--- begin ---
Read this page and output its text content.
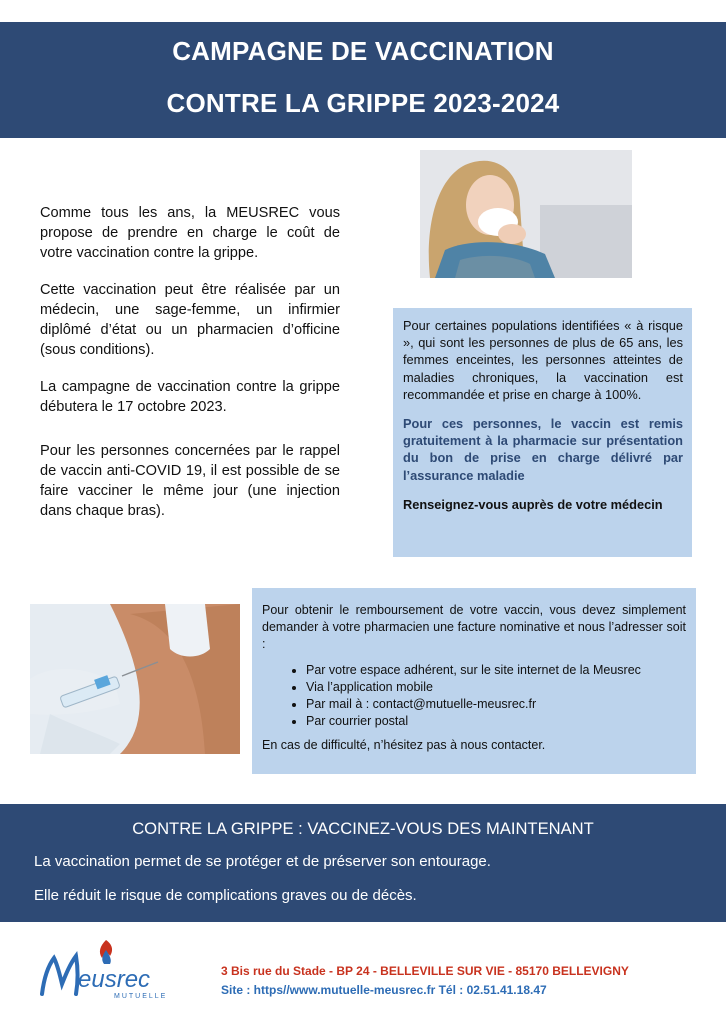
CAMPAGNE DE VACCINATION
CONTRE LA GRIPPE 2023-2024

Comme tous les ans, la MEUSREC vous propose de prendre en charge le coût de votre vaccination contre la grippe.

Cette vaccination peut être réalisée par un médecin, une sage-femme, un infirmier diplômé d’état ou un pharmacien d’officine (sous conditions).

La campagne de vaccination contre la grippe débutera le 17 octobre 2023.

Pour les personnes concernées par le rappel de vaccin anti-COVID 19, il est possible de se faire vacciner le même jour (une injection dans chaque bras).

Pour certaines populations identifiées « à risque », qui sont les personnes de plus de 65 ans, les femmes enceintes, les personnes atteintes de maladies chroniques, la vaccination est recommandée et prise en charge à 100%.

Pour ces personnes, le vaccin est remis gratuitement à la pharmacie sur présentation du bon de prise en charge délivré par l’assurance maladie

Renseignez-vous auprès de votre médecin

Pour obtenir le remboursement de votre vaccin, vous devez simplement demander à votre pharmacien une facture nominative et nous l’adresser soit :

• Par votre espace adhérent, sur le site internet de la Meusrec
• Via l’application mobile
• Par mail à : contact@mutuelle-meusrec.fr
• Par courrier postal

En cas de difficulté, n’hésitez pas à nous contacter.

CONTRE LA GRIPPE : VACCINEZ-VOUS DES MAINTENANT
La vaccination permet de se protéger et de préserver son entourage.
Elle réduit le risque de complications graves ou de décès.
eusrec
MUTUELLE
3 Bis rue du Stade - BP 24 - BELLEVILLE SUR VIE - 85170 BELLEVIGNY
Site : https//www.mutuelle-meusrec.fr Tél : 02.51.41.18.47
--- end ---
TASK GOAL: Without the pictures, repeat the listing above exactly.

CORRECT RESULT:
Read this page and output its text content.
CAMPAGNE DE VACCINATION
CONTRE LA GRIPPE 2023-2024

Comme tous les ans, la MEUSREC vous propose de prendre en charge le coût de votre vaccination contre la grippe.

Cette vaccination peut être réalisée par un médecin, une sage-femme, un infirmier diplômé d’état ou un pharmacien d’officine (sous conditions).

La campagne de vaccination contre la grippe débutera le 17 octobre 2023.

Pour les personnes concernées par le rappel de vaccin anti-COVID 19, il est possible de se faire vacciner le même jour (une injection dans chaque bras).

Pour certaines populations identifiées « à risque », qui sont les personnes de plus de 65 ans, les femmes enceintes, les personnes atteintes de maladies chroniques, la vaccination est recommandée et prise en charge à 100%.

Pour ces personnes, le vaccin est remis gratuitement à la pharmacie sur présentation du bon de prise en charge délivré par l’assurance maladie

Renseignez-vous auprès de votre médecin

Pour obtenir le remboursement de votre vaccin, vous devez simplement demander à votre pharmacien une facture nominative et nous l’adresser soit :

• Par votre espace adhérent, sur le site internet de la Meusrec
• Via l’application mobile
• Par mail à : contact@mutuelle-meusrec.fr
• Par courrier postal

En cas de difficulté, n’hésitez pas à nous contacter.

CONTRE LA GRIPPE : VACCINEZ-VOUS DES MAINTENANT
La vaccination permet de se protéger et de préserver son entourage.
Elle réduit le risque de complications graves ou de décès.
eusrec
MUTUELLE
3 Bis rue du Stade - BP 24 - BELLEVILLE SUR VIE - 85170 BELLEVIGNY
Site : https//www.mutuelle-meusrec.fr Tél : 02.51.41.18.47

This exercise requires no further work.